**Obiettivo A:** Indica se le seguenti affermazioni concordano con l'intervista su La Palermo male. Per ciascuna rispondi sì o no e cita tra virgolette le parole decisive dell'intervista: (i) il libro è nato dopo che l'editore ha letto alcuni scritti di chi risponde; (ii) chi risponde dichiara di partire da idee quando scrive; (iii) chi risponde afferma di apprezzare molto i romanzi.
**Obiettivo B:** Elenca tutte le domande che l'intervistatore pone nell'intervista su La Palermo male.
**Obiettivo C:** Trascrivi fedelmente il brano dell'intervista su La Palermo male che comincia con "Cos’è La Palermo" e prosegue fino a "cosa intendevi dire?".

**Testo fornito:**
>>

Cos’è La Palermo male e come nasce l’idea di quest’opera?
È un po’ complessa come domanda, ancora non lo so neanche io, il libro, il primo che ha scioccato sono stato io, ancora non mi sono ripreso, tutto è partito perché diciamo che è nata un amicizia tra me e l’editore, lui ha letto delle cose che scrivevo, ed abbiamo deciso di provare a fare un libro, in realtà io scrivo da sempre, il libro in fondo era nell’aria, idea… non so umh… non parto da idee. Parto dalle cose che sento in genere dentro di me, e cerco di esprimerle.
In una recente intervista hai detto che il tuo libro si può leggere anche come una Bibbia, senza un ordine prestabilito e aprendo una pagina a caso ogni giorno, cosa intendevi dire?
Proprio questo, che l’ordine di lettura non è una cosa che mi piace e pratico, trovo noiose le trame lineari o logiche, o i ragionamenti anche nei saggi, mi sembra di raccontare delle favole ad un pubblico di idioti. I romanzi mi annoiano molto, certo Tolstoj, i classici, sono il meglio, ma letti il giusto e quelli che ti servono, molti libri sono inutili, poi basta, davvero basta, troppi romanzi in giro.

Non pensi che le posizioni politiche che esprimi nel libro, oltre al linguaggio che a tratti adoperi, ti possano creare la terra bruciata intorno?

<<

**Materiale:**
>>

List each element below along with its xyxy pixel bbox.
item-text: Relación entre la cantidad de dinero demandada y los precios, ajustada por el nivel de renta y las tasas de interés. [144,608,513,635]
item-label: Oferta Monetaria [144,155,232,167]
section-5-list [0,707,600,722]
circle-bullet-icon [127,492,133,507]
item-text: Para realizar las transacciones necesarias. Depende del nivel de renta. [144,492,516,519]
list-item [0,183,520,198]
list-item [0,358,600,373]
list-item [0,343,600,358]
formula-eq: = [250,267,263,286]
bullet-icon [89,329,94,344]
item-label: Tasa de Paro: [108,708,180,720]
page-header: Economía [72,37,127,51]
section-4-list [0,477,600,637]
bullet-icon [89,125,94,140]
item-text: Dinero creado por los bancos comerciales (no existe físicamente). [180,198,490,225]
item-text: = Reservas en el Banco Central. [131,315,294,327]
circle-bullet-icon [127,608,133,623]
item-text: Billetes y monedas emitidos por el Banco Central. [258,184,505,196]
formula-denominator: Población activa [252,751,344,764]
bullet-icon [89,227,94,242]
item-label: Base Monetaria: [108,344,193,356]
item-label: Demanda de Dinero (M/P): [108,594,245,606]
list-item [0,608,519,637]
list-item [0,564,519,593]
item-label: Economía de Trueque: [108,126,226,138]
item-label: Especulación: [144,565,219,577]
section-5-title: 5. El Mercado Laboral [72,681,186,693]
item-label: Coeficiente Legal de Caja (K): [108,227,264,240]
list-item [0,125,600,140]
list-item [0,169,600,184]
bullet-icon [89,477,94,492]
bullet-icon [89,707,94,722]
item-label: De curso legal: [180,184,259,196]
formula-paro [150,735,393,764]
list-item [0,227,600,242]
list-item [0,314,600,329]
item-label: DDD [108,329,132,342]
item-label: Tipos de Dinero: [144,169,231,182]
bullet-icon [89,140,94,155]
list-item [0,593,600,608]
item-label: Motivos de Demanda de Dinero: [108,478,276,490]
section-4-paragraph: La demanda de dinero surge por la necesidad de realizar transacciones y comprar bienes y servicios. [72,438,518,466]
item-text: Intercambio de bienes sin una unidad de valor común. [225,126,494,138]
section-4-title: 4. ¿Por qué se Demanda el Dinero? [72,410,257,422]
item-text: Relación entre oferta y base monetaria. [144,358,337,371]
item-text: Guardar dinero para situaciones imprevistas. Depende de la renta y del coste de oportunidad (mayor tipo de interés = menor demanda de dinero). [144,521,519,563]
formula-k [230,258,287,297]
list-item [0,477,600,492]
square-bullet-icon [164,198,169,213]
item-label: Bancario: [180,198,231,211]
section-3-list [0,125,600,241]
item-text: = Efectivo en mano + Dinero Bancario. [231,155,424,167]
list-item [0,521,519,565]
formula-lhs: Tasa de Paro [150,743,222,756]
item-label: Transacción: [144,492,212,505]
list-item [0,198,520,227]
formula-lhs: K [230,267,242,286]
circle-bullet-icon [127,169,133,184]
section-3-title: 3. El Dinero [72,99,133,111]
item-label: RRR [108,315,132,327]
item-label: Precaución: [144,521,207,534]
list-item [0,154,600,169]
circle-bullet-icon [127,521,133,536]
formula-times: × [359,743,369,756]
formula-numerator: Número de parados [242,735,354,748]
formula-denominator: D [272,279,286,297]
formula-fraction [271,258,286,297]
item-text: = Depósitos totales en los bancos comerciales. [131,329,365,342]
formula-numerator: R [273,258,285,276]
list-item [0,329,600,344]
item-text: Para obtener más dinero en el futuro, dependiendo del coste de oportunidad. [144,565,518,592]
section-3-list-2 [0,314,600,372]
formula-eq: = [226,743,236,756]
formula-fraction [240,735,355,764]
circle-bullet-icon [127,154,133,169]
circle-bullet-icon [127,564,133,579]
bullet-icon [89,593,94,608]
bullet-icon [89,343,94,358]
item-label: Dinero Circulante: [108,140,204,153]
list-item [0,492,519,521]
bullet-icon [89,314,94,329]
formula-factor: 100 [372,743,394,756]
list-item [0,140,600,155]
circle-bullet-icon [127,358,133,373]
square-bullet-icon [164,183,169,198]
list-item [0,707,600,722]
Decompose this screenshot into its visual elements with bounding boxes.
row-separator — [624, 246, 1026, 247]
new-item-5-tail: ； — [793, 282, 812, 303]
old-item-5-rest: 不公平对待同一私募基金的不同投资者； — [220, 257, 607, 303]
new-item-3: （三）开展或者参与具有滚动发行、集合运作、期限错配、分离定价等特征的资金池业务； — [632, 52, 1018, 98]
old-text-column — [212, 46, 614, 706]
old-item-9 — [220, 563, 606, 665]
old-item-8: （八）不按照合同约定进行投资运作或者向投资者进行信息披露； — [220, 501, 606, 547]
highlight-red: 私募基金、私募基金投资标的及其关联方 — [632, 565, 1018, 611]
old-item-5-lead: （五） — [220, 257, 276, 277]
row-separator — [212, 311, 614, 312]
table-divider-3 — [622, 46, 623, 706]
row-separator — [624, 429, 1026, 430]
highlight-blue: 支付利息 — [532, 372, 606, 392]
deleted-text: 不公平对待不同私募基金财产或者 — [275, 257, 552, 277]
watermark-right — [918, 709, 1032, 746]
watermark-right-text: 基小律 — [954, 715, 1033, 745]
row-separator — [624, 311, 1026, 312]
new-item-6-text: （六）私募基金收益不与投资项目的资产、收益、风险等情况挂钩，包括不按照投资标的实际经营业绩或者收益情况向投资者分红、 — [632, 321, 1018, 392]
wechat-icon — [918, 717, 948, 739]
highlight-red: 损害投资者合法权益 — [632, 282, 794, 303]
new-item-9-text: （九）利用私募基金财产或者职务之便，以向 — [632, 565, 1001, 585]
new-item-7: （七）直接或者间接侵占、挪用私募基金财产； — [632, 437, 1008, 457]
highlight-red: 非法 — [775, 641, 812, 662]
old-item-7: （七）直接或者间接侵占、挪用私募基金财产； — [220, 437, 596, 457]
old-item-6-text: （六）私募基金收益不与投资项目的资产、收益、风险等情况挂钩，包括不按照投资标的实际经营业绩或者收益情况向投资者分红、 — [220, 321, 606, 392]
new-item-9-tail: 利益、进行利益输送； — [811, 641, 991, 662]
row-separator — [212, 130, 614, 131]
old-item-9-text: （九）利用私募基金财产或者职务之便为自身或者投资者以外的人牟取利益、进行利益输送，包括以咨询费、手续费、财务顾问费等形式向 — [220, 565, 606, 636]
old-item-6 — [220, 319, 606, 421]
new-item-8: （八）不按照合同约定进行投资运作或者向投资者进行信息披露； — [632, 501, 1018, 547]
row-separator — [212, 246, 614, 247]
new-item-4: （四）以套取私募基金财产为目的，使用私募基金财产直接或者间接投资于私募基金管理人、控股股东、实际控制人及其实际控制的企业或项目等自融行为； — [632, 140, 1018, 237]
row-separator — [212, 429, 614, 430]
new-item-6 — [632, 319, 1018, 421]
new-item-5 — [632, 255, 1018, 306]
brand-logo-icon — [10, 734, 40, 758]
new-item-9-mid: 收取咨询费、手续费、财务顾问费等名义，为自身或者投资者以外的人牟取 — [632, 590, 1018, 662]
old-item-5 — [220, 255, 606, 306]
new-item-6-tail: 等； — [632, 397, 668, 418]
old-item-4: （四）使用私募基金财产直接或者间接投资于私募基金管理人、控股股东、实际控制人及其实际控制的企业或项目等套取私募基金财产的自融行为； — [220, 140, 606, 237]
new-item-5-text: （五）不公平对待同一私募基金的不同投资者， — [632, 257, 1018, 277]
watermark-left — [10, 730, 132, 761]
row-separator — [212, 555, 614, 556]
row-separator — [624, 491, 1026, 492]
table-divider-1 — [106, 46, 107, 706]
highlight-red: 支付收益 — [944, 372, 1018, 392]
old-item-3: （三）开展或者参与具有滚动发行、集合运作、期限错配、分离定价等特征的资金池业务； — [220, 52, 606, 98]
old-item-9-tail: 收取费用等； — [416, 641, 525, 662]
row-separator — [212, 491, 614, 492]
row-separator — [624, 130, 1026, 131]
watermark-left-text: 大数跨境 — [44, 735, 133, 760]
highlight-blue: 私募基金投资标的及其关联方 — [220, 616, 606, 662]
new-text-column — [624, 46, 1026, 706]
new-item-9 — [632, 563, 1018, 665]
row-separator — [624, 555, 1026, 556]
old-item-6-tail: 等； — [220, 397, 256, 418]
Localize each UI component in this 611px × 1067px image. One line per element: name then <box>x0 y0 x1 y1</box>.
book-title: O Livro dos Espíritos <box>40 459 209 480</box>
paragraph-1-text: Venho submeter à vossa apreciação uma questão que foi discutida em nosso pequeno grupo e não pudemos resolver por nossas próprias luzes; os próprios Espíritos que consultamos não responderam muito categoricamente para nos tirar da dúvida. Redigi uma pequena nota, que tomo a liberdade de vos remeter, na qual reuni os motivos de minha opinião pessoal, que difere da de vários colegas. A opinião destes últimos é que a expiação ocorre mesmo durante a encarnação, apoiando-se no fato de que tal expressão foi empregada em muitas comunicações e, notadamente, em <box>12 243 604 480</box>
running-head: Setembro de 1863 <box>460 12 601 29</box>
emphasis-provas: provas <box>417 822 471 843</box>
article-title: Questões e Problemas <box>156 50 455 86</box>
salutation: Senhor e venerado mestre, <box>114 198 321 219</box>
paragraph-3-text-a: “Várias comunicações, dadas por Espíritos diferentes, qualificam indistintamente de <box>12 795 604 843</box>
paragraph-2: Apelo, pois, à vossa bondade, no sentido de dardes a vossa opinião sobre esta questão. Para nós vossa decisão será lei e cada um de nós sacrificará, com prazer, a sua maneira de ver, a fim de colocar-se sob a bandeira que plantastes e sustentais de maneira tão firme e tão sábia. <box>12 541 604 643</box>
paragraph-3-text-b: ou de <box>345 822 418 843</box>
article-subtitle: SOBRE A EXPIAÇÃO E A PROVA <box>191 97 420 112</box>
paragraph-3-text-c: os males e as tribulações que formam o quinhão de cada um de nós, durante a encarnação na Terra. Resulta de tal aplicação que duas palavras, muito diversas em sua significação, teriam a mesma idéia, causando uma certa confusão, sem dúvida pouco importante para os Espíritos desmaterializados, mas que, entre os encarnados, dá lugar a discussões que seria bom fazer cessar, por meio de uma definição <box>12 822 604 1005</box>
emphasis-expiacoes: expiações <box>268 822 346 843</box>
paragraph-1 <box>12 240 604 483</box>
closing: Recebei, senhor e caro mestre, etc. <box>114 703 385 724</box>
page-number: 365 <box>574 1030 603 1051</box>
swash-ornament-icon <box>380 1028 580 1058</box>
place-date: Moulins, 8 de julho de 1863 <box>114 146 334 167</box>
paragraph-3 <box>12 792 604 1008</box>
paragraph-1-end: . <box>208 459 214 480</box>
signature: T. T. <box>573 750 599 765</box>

<<

**Risultato A:**
(i) Sì: "lui ha letto delle cose che scrivevo, ed abbiamo deciso di provare a fare un libro".
(ii) No: "non parto da idee. Parto dalle cose che sento in genere dentro di me, e cerco di esprimerle".
(iii) No: "I romanzi mi annoiano molto".

**Risultato B:**
1. Cos’è La Palermo male e come nasce l’idea di quest’opera?
2. In una recente intervista hai detto che il tuo libro si può leggere anche come una Bibbia, senza un ordine prestabilito e aprendo una pagina a caso ogni giorno, cosa intendevi dire?
3. Non pensi che le posizioni politiche che esprimi nel libro, oltre al linguaggio che a tratti adoperi, ti possano creare la terra bruciata intorno?

**Risultato C:**
Cos’è La Palermo male e come nasce l’idea di quest’opera?
È un po’ complessa come domanda, ancora non lo so neanche io, il libro, il primo che ha scioccato sono stato io, ancora non mi sono ripreso, tutto è partito perché diciamo che è nata un amicizia tra me e l’editore, lui ha letto delle cose che scrivevo, ed abbiamo deciso di provare a fare un libro, in realtà io scrivo da sempre, il libro in fondo era nell’aria, idea… non so umh… non parto da idee. Parto dalle cose che sento in genere dentro di me, e cerco di esprimerle.
In una recente intervista hai detto che il tuo libro si può leggere anche come una Bibbia, senza un ordine prestabilito e aprendo una pagina a caso ogni giorno, cosa intendevi dire?